───── DATA EXCERPTS

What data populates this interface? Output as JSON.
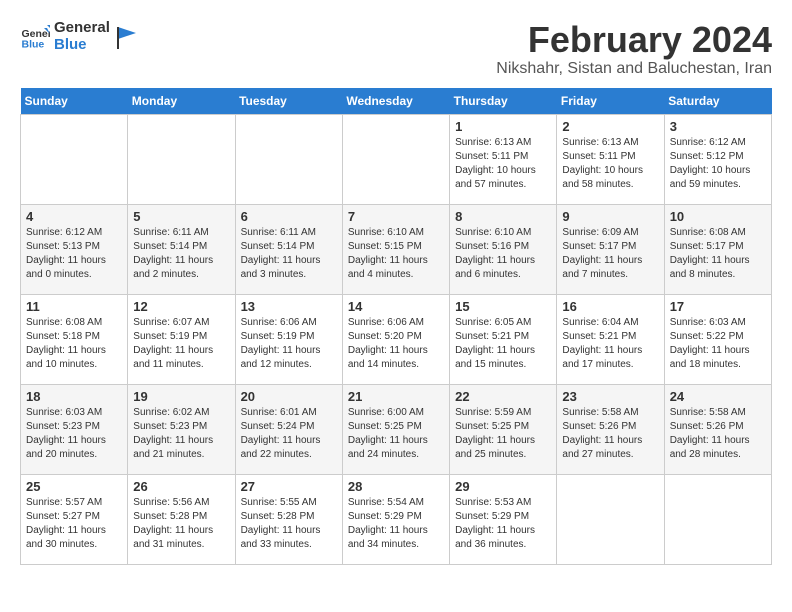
{
  "header": {
    "logo_line1": "General",
    "logo_line2": "Blue",
    "month_year": "February 2024",
    "location": "Nikshahr, Sistan and Baluchestan, Iran"
  },
  "days_of_week": [
    "Sunday",
    "Monday",
    "Tuesday",
    "Wednesday",
    "Thursday",
    "Friday",
    "Saturday"
  ],
  "weeks": [
    [
      {
        "day": "",
        "info": ""
      },
      {
        "day": "",
        "info": ""
      },
      {
        "day": "",
        "info": ""
      },
      {
        "day": "",
        "info": ""
      },
      {
        "day": "1",
        "info": "Sunrise: 6:13 AM\nSunset: 5:11 PM\nDaylight: 10 hours and 57 minutes."
      },
      {
        "day": "2",
        "info": "Sunrise: 6:13 AM\nSunset: 5:11 PM\nDaylight: 10 hours and 58 minutes."
      },
      {
        "day": "3",
        "info": "Sunrise: 6:12 AM\nSunset: 5:12 PM\nDaylight: 10 hours and 59 minutes."
      }
    ],
    [
      {
        "day": "4",
        "info": "Sunrise: 6:12 AM\nSunset: 5:13 PM\nDaylight: 11 hours and 0 minutes."
      },
      {
        "day": "5",
        "info": "Sunrise: 6:11 AM\nSunset: 5:14 PM\nDaylight: 11 hours and 2 minutes."
      },
      {
        "day": "6",
        "info": "Sunrise: 6:11 AM\nSunset: 5:14 PM\nDaylight: 11 hours and 3 minutes."
      },
      {
        "day": "7",
        "info": "Sunrise: 6:10 AM\nSunset: 5:15 PM\nDaylight: 11 hours and 4 minutes."
      },
      {
        "day": "8",
        "info": "Sunrise: 6:10 AM\nSunset: 5:16 PM\nDaylight: 11 hours and 6 minutes."
      },
      {
        "day": "9",
        "info": "Sunrise: 6:09 AM\nSunset: 5:17 PM\nDaylight: 11 hours and 7 minutes."
      },
      {
        "day": "10",
        "info": "Sunrise: 6:08 AM\nSunset: 5:17 PM\nDaylight: 11 hours and 8 minutes."
      }
    ],
    [
      {
        "day": "11",
        "info": "Sunrise: 6:08 AM\nSunset: 5:18 PM\nDaylight: 11 hours and 10 minutes."
      },
      {
        "day": "12",
        "info": "Sunrise: 6:07 AM\nSunset: 5:19 PM\nDaylight: 11 hours and 11 minutes."
      },
      {
        "day": "13",
        "info": "Sunrise: 6:06 AM\nSunset: 5:19 PM\nDaylight: 11 hours and 12 minutes."
      },
      {
        "day": "14",
        "info": "Sunrise: 6:06 AM\nSunset: 5:20 PM\nDaylight: 11 hours and 14 minutes."
      },
      {
        "day": "15",
        "info": "Sunrise: 6:05 AM\nSunset: 5:21 PM\nDaylight: 11 hours and 15 minutes."
      },
      {
        "day": "16",
        "info": "Sunrise: 6:04 AM\nSunset: 5:21 PM\nDaylight: 11 hours and 17 minutes."
      },
      {
        "day": "17",
        "info": "Sunrise: 6:03 AM\nSunset: 5:22 PM\nDaylight: 11 hours and 18 minutes."
      }
    ],
    [
      {
        "day": "18",
        "info": "Sunrise: 6:03 AM\nSunset: 5:23 PM\nDaylight: 11 hours and 20 minutes."
      },
      {
        "day": "19",
        "info": "Sunrise: 6:02 AM\nSunset: 5:23 PM\nDaylight: 11 hours and 21 minutes."
      },
      {
        "day": "20",
        "info": "Sunrise: 6:01 AM\nSunset: 5:24 PM\nDaylight: 11 hours and 22 minutes."
      },
      {
        "day": "21",
        "info": "Sunrise: 6:00 AM\nSunset: 5:25 PM\nDaylight: 11 hours and 24 minutes."
      },
      {
        "day": "22",
        "info": "Sunrise: 5:59 AM\nSunset: 5:25 PM\nDaylight: 11 hours and 25 minutes."
      },
      {
        "day": "23",
        "info": "Sunrise: 5:58 AM\nSunset: 5:26 PM\nDaylight: 11 hours and 27 minutes."
      },
      {
        "day": "24",
        "info": "Sunrise: 5:58 AM\nSunset: 5:26 PM\nDaylight: 11 hours and 28 minutes."
      }
    ],
    [
      {
        "day": "25",
        "info": "Sunrise: 5:57 AM\nSunset: 5:27 PM\nDaylight: 11 hours and 30 minutes."
      },
      {
        "day": "26",
        "info": "Sunrise: 5:56 AM\nSunset: 5:28 PM\nDaylight: 11 hours and 31 minutes."
      },
      {
        "day": "27",
        "info": "Sunrise: 5:55 AM\nSunset: 5:28 PM\nDaylight: 11 hours and 33 minutes."
      },
      {
        "day": "28",
        "info": "Sunrise: 5:54 AM\nSunset: 5:29 PM\nDaylight: 11 hours and 34 minutes."
      },
      {
        "day": "29",
        "info": "Sunrise: 5:53 AM\nSunset: 5:29 PM\nDaylight: 11 hours and 36 minutes."
      },
      {
        "day": "",
        "info": ""
      },
      {
        "day": "",
        "info": ""
      }
    ]
  ]
}
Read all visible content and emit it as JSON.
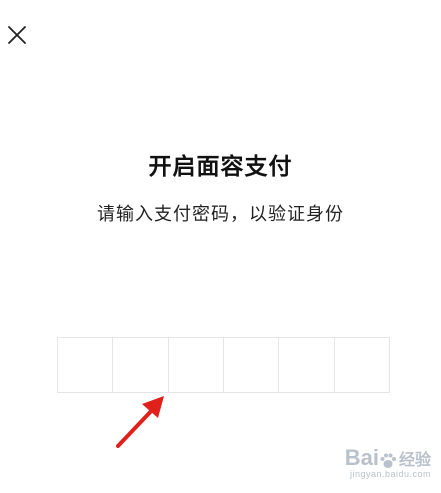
{
  "header": {
    "close_icon": "close-icon"
  },
  "main": {
    "title": "开启面容支付",
    "subtitle": "请输入支付密码，以验证身份",
    "pin_input": {
      "length": 6,
      "value": ""
    }
  },
  "annotation": {
    "arrow_icon": "red-arrow-icon",
    "arrow_color": "#e0201b"
  },
  "watermark": {
    "logo_left": "Bai",
    "logo_right": "经验",
    "url": "jingyan.baidu.com"
  }
}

──────────

▸ EXERCISE AIM
What is the number of lines in these records that contain "JSON"? Reply with the number only.

▸ COMPLETE RESPONSE
2